Dataset records

++++++++++

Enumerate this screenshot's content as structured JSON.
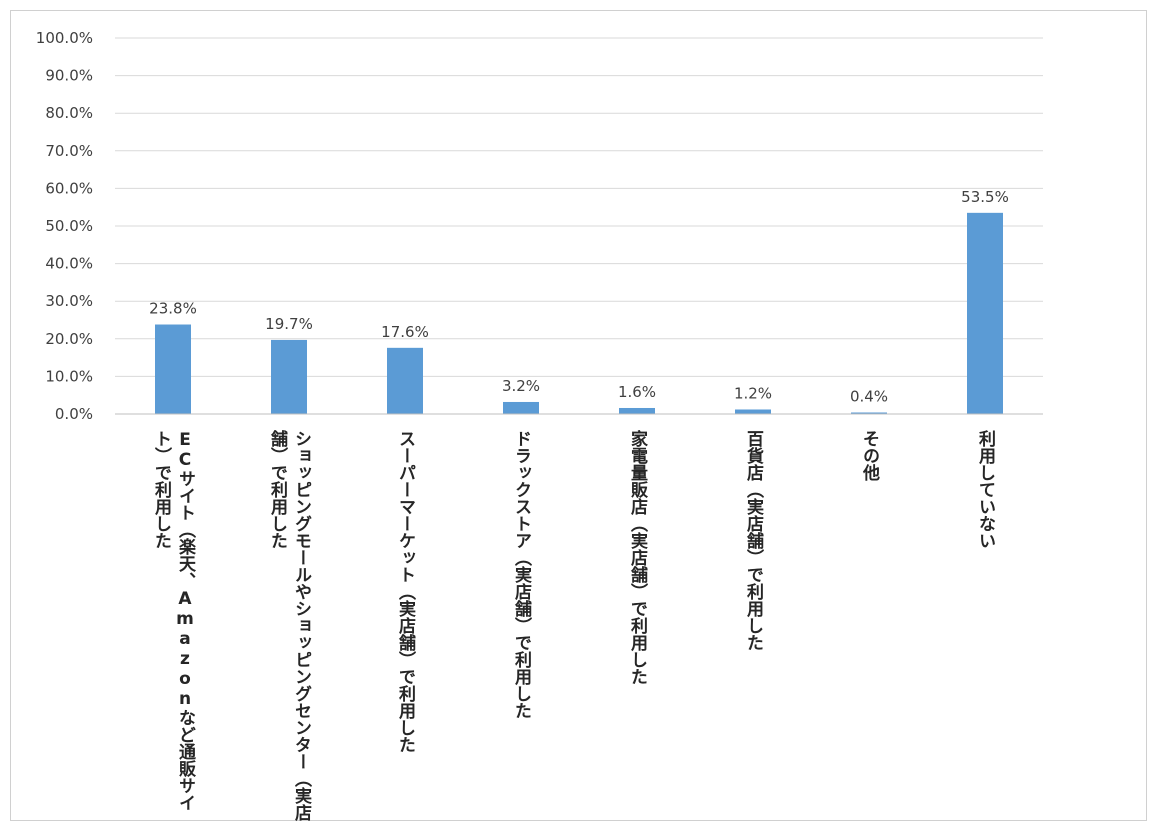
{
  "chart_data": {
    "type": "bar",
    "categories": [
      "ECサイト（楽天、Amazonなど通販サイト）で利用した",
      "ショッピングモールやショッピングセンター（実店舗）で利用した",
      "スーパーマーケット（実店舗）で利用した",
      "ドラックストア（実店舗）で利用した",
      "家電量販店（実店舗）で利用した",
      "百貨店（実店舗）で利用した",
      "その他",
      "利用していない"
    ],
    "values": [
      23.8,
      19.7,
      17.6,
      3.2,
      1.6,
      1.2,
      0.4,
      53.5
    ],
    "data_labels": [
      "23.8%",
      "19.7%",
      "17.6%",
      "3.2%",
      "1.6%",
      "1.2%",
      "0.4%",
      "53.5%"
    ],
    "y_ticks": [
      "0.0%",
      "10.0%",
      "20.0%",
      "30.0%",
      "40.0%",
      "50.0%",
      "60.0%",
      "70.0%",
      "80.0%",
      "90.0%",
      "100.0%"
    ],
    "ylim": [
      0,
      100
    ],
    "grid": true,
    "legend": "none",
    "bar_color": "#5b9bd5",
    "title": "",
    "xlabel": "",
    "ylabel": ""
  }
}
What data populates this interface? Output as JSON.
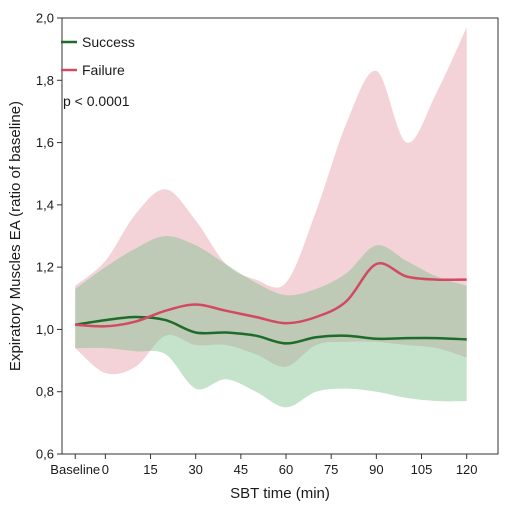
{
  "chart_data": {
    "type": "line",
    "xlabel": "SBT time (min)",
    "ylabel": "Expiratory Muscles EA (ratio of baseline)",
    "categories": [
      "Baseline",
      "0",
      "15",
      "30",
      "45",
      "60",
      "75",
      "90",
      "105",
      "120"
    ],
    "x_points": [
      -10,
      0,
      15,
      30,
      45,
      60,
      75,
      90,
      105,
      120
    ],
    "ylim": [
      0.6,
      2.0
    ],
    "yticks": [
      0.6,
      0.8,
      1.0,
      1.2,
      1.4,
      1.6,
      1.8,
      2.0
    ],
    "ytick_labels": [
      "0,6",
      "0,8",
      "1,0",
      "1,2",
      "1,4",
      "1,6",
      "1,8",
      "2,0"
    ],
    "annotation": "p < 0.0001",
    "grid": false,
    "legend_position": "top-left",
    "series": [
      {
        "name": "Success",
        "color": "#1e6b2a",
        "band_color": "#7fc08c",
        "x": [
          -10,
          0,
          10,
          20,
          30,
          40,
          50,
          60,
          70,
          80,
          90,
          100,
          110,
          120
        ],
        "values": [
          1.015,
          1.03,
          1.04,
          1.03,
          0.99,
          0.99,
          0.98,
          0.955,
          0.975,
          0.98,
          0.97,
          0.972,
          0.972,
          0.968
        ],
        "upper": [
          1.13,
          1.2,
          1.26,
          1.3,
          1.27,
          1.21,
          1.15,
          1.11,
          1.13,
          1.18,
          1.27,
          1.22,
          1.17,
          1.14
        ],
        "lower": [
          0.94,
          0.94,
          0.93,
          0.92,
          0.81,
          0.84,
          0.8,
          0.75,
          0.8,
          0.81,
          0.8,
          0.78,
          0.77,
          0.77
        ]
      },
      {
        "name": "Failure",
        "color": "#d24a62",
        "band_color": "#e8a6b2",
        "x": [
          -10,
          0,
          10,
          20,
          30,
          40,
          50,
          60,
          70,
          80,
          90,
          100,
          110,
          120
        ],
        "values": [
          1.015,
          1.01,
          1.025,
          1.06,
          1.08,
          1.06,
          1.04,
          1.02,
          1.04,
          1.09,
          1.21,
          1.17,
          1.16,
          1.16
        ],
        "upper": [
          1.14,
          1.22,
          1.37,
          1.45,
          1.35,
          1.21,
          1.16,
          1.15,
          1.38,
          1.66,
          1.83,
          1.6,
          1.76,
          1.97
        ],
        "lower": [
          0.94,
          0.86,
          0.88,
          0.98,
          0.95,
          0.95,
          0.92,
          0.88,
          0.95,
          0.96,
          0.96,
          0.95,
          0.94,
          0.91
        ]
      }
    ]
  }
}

++++++++++

* **Task directions**
Make an exact copy of the records shown above, without the pictures.

* **Problem solution**
Enumerate this screenshot's content as structured JSON.
{
  "chart_data": {
    "type": "bar",
    "categories": [
      "ECサイト（楽天、Amazonなど通販サイト）で利用した",
      "ショッピングモールやショッピングセンター（実店舗）で利用した",
      "スーパーマーケット（実店舗）で利用した",
      "ドラックストア（実店舗）で利用した",
      "家電量販店（実店舗）で利用した",
      "百貨店（実店舗）で利用した",
      "その他",
      "利用していない"
    ],
    "values": [
      23.8,
      19.7,
      17.6,
      3.2,
      1.6,
      1.2,
      0.4,
      53.5
    ],
    "data_labels": [
      "23.8%",
      "19.7%",
      "17.6%",
      "3.2%",
      "1.6%",
      "1.2%",
      "0.4%",
      "53.5%"
    ],
    "y_ticks": [
      "0.0%",
      "10.0%",
      "20.0%",
      "30.0%",
      "40.0%",
      "50.0%",
      "60.0%",
      "70.0%",
      "80.0%",
      "90.0%",
      "100.0%"
    ],
    "ylim": [
      0,
      100
    ],
    "grid": true,
    "legend": "none",
    "bar_color": "#5b9bd5",
    "title": "",
    "xlabel": "",
    "ylabel": ""
  }
}
What data populates this interface? Output as JSON.
{
  "chart_data": {
    "type": "line",
    "xlabel": "SBT time (min)",
    "ylabel": "Expiratory Muscles EA (ratio of baseline)",
    "categories": [
      "Baseline",
      "0",
      "15",
      "30",
      "45",
      "60",
      "75",
      "90",
      "105",
      "120"
    ],
    "x_points": [
      -10,
      0,
      15,
      30,
      45,
      60,
      75,
      90,
      105,
      120
    ],
    "ylim": [
      0.6,
      2.0
    ],
    "yticks": [
      0.6,
      0.8,
      1.0,
      1.2,
      1.4,
      1.6,
      1.8,
      2.0
    ],
    "ytick_labels": [
      "0,6",
      "0,8",
      "1,0",
      "1,2",
      "1,4",
      "1,6",
      "1,8",
      "2,0"
    ],
    "annotation": "p < 0.0001",
    "grid": false,
    "legend_position": "top-left",
    "series": [
      {
        "name": "Success",
        "color": "#1e6b2a",
        "band_color": "#7fc08c",
        "x": [
          -10,
          0,
          10,
          20,
          30,
          40,
          50,
          60,
          70,
          80,
          90,
          100,
          110,
          120
        ],
        "values": [
          1.015,
          1.03,
          1.04,
          1.03,
          0.99,
          0.99,
          0.98,
          0.955,
          0.975,
          0.98,
          0.97,
          0.972,
          0.972,
          0.968
        ],
        "upper": [
          1.13,
          1.2,
          1.26,
          1.3,
          1.27,
          1.21,
          1.15,
          1.11,
          1.13,
          1.18,
          1.27,
          1.22,
          1.17,
          1.14
        ],
        "lower": [
          0.94,
          0.94,
          0.93,
          0.92,
          0.81,
          0.84,
          0.8,
          0.75,
          0.8,
          0.81,
          0.8,
          0.78,
          0.77,
          0.77
        ]
      },
      {
        "name": "Failure",
        "color": "#d24a62",
        "band_color": "#e8a6b2",
        "x": [
          -10,
          0,
          10,
          20,
          30,
          40,
          50,
          60,
          70,
          80,
          90,
          100,
          110,
          120
        ],
        "values": [
          1.015,
          1.01,
          1.025,
          1.06,
          1.08,
          1.06,
          1.04,
          1.02,
          1.04,
          1.09,
          1.21,
          1.17,
          1.16,
          1.16
        ],
        "upper": [
          1.14,
          1.22,
          1.37,
          1.45,
          1.35,
          1.21,
          1.16,
          1.15,
          1.38,
          1.66,
          1.83,
          1.6,
          1.76,
          1.97
        ],
        "lower": [
          0.94,
          0.86,
          0.88,
          0.98,
          0.95,
          0.95,
          0.92,
          0.88,
          0.95,
          0.96,
          0.96,
          0.95,
          0.94,
          0.91
        ]
      }
    ]
  }
}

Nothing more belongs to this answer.